▶ [Supplied entries]:
##############################
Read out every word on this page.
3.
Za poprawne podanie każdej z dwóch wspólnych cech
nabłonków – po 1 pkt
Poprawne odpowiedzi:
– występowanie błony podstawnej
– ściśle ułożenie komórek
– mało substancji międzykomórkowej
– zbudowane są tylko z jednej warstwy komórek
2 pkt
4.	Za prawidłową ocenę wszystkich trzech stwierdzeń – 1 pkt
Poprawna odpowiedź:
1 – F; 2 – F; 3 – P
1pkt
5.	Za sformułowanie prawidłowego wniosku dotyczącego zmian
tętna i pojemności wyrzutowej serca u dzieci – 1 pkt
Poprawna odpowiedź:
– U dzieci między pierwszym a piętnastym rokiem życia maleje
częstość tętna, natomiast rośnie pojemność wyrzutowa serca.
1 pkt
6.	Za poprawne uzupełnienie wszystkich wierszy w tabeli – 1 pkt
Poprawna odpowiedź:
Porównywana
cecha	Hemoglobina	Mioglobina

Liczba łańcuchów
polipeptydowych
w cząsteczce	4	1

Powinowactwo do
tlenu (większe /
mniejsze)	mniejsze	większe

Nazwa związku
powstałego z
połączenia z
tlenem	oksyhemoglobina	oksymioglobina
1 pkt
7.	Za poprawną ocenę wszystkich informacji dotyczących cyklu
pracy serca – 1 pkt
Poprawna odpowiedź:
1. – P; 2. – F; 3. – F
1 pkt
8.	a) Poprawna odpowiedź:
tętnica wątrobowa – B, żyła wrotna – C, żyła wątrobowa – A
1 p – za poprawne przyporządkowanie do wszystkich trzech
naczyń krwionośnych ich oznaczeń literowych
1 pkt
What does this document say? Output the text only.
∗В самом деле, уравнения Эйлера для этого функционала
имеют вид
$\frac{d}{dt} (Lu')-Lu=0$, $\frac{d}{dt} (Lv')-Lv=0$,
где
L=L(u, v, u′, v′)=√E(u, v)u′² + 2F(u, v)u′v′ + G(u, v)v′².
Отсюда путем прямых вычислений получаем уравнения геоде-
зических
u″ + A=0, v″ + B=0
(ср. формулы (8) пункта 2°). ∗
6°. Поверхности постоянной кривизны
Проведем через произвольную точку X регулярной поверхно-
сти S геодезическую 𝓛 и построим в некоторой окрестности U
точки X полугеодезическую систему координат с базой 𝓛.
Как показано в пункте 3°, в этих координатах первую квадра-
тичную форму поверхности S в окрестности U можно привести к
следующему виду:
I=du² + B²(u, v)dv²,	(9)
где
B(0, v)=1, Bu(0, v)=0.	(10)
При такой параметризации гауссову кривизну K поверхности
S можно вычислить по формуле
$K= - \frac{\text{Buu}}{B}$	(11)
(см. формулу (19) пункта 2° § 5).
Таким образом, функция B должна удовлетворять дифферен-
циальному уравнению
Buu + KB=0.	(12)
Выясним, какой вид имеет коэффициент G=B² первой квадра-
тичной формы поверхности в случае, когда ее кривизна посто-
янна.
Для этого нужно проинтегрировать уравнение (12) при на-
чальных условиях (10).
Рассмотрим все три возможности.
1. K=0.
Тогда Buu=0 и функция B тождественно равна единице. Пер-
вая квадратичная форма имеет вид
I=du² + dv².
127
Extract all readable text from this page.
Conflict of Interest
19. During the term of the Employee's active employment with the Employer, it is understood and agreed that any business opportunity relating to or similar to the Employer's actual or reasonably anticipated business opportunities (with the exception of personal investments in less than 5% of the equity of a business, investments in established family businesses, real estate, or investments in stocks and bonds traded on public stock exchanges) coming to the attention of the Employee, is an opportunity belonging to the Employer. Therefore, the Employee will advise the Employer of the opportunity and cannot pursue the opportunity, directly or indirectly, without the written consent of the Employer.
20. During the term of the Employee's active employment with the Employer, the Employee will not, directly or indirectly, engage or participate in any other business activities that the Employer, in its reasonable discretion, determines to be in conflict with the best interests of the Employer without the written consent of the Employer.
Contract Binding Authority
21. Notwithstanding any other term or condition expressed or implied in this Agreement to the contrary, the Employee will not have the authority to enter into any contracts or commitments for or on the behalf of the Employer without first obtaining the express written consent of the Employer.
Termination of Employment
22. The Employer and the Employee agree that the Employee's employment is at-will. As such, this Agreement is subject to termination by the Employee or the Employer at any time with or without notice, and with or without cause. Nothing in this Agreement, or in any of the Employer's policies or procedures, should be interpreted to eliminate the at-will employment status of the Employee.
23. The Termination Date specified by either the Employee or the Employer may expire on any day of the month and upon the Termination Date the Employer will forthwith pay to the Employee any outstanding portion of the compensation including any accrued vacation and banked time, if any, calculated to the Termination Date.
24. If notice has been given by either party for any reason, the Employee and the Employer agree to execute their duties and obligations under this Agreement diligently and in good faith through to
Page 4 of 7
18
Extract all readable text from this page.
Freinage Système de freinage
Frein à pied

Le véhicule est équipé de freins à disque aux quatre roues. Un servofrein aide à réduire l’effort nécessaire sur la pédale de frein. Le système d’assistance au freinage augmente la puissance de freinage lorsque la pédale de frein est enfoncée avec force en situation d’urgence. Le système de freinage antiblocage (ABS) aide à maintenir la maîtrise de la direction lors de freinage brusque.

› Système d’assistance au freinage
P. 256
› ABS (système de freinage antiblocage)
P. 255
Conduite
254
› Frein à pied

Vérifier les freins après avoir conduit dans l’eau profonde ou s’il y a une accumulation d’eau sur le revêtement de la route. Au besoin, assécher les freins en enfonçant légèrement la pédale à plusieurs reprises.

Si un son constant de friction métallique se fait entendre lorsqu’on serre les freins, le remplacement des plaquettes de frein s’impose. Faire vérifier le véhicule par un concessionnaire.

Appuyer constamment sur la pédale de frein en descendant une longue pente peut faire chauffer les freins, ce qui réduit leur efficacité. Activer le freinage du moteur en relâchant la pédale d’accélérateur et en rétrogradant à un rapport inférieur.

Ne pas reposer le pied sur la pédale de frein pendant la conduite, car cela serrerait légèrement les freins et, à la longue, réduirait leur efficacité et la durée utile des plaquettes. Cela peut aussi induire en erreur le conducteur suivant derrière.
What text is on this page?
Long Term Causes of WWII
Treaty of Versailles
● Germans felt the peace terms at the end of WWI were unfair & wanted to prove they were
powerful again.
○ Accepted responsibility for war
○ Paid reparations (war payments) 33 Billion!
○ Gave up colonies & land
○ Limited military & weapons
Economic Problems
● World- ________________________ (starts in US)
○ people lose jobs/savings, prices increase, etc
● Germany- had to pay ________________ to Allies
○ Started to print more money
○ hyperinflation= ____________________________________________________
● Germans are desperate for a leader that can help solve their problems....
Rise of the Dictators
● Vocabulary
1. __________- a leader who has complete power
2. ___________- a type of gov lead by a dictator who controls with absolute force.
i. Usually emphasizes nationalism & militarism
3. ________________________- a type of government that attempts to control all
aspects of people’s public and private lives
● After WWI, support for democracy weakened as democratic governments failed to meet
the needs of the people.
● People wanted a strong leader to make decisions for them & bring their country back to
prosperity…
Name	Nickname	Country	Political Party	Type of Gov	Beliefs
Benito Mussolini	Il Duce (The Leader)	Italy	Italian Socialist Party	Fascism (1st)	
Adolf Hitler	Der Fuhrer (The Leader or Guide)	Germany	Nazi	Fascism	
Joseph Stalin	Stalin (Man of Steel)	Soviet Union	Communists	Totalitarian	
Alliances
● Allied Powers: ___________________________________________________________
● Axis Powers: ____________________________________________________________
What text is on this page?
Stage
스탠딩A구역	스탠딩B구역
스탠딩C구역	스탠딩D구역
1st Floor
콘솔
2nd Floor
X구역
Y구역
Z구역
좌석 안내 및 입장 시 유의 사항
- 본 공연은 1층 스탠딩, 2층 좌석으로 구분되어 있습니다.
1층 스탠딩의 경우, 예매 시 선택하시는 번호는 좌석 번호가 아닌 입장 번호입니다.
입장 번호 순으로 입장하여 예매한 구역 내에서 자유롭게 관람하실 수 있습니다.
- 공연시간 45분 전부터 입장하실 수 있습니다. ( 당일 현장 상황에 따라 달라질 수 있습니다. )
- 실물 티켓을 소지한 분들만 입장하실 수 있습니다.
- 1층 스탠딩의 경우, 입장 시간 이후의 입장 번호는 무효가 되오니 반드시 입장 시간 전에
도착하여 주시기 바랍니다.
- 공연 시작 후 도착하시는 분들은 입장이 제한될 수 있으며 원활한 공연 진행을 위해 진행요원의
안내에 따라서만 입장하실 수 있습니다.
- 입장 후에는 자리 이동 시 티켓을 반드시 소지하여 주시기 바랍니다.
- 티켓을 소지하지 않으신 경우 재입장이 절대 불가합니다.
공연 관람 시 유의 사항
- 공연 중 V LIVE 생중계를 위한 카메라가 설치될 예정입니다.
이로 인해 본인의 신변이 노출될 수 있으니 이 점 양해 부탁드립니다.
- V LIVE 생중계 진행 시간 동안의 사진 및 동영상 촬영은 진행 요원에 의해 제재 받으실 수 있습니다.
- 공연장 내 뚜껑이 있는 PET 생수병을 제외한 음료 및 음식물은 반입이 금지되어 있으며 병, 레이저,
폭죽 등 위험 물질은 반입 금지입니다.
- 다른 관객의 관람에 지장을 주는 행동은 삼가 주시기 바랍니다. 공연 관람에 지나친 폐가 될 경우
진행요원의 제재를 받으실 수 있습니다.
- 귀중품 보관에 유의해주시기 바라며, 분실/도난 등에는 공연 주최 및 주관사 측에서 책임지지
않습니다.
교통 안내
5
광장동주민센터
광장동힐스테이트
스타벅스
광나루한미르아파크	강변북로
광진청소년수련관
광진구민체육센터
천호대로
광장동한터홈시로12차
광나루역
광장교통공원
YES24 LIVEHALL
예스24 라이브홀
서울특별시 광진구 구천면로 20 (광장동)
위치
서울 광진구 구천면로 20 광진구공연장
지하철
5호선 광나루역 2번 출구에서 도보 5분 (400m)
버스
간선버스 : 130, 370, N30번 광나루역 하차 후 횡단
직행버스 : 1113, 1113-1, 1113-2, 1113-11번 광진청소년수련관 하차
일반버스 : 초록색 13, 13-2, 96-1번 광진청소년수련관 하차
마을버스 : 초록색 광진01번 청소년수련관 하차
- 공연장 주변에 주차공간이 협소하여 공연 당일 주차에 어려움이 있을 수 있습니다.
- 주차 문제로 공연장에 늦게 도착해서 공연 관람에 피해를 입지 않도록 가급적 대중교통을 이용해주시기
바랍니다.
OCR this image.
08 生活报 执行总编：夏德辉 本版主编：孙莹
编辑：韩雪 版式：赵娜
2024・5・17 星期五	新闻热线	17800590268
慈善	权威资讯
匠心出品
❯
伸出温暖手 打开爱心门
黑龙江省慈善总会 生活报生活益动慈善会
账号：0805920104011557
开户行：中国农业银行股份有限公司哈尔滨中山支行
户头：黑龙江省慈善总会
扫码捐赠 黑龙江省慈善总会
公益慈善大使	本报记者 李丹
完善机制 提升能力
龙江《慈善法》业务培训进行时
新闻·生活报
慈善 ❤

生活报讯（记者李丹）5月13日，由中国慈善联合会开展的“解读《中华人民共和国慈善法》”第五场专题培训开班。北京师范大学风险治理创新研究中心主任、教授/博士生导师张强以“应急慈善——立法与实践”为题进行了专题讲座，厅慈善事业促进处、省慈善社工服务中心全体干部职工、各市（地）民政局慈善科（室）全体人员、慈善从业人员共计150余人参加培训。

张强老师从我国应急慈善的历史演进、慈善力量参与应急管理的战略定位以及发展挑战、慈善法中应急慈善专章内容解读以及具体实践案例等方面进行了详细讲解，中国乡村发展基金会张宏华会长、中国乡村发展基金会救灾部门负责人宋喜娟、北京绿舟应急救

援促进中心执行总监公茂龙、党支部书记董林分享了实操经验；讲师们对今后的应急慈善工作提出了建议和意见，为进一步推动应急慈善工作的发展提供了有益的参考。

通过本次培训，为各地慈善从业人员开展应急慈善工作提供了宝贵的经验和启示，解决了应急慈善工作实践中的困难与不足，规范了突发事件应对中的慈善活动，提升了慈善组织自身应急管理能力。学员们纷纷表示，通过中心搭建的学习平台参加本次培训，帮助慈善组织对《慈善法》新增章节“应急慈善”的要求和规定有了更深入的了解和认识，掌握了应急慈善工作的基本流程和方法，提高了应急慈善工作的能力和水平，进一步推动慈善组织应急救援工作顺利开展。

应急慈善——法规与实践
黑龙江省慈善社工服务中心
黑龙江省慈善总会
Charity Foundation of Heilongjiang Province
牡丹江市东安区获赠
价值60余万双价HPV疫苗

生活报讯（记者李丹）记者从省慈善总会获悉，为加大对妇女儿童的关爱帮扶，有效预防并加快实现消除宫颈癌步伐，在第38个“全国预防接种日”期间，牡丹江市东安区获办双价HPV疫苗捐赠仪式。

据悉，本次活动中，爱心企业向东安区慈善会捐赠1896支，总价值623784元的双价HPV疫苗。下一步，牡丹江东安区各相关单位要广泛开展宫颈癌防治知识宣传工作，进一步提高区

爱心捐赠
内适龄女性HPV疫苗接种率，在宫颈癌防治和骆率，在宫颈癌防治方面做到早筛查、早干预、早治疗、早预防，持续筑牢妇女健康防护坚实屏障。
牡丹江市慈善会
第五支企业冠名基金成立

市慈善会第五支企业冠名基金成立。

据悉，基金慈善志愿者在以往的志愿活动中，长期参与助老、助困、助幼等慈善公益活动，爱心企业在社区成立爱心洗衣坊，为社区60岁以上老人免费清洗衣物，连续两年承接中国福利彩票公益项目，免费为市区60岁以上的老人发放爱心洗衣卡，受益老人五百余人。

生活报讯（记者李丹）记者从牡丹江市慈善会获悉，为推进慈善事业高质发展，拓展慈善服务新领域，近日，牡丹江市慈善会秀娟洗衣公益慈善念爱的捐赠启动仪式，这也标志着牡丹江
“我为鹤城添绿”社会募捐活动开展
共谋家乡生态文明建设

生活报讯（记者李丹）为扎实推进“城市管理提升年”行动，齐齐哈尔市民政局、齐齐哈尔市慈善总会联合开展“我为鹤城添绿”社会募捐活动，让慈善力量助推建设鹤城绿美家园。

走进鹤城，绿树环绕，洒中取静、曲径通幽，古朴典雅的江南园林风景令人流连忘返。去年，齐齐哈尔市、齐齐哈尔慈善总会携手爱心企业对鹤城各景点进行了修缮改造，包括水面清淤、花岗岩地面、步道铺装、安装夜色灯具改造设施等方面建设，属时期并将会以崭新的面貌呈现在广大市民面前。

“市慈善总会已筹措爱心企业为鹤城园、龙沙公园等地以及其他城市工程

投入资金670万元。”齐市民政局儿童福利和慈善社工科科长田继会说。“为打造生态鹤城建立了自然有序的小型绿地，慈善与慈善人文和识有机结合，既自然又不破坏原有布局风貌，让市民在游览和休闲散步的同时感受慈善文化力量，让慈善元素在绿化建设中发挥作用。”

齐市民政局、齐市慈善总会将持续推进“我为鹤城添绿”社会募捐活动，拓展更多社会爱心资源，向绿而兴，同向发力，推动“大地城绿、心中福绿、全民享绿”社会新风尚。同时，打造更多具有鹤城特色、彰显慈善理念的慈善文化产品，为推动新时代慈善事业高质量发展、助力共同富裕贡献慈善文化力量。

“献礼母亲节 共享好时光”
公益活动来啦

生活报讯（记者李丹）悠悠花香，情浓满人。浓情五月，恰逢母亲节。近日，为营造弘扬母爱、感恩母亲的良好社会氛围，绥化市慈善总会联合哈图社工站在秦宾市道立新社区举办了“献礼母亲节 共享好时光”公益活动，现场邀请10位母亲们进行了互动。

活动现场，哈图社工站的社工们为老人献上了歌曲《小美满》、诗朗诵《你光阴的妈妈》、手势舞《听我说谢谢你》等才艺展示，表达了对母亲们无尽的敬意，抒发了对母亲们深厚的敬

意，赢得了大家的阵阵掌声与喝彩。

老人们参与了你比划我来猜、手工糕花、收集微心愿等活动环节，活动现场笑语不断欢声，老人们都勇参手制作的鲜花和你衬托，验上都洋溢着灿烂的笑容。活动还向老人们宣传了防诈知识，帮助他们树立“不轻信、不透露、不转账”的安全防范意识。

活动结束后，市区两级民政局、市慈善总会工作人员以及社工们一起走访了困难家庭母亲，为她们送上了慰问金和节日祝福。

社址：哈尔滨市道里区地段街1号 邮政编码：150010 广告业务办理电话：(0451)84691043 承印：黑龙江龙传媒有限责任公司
##############################
▶ [Written exercise]: From the entries above, return each line with the word "notice" in it.

▶ [Solution for this exercise]:
22. The Employer and the Employee agree that the Employee's employment is at-will. As such, this Agreement is subject to termination by the Employee or the Employer at any time with or without notice, and with or without cause. Nothing in this Agreement, or in any of the Employer's policies or procedures, should be interpreted to eliminate the at-will employment status of the Employee.
24. If notice has been given by either party for any reason, the Employee and the Employer agree to execute their duties and obligations under this Agreement diligently and in good faith through to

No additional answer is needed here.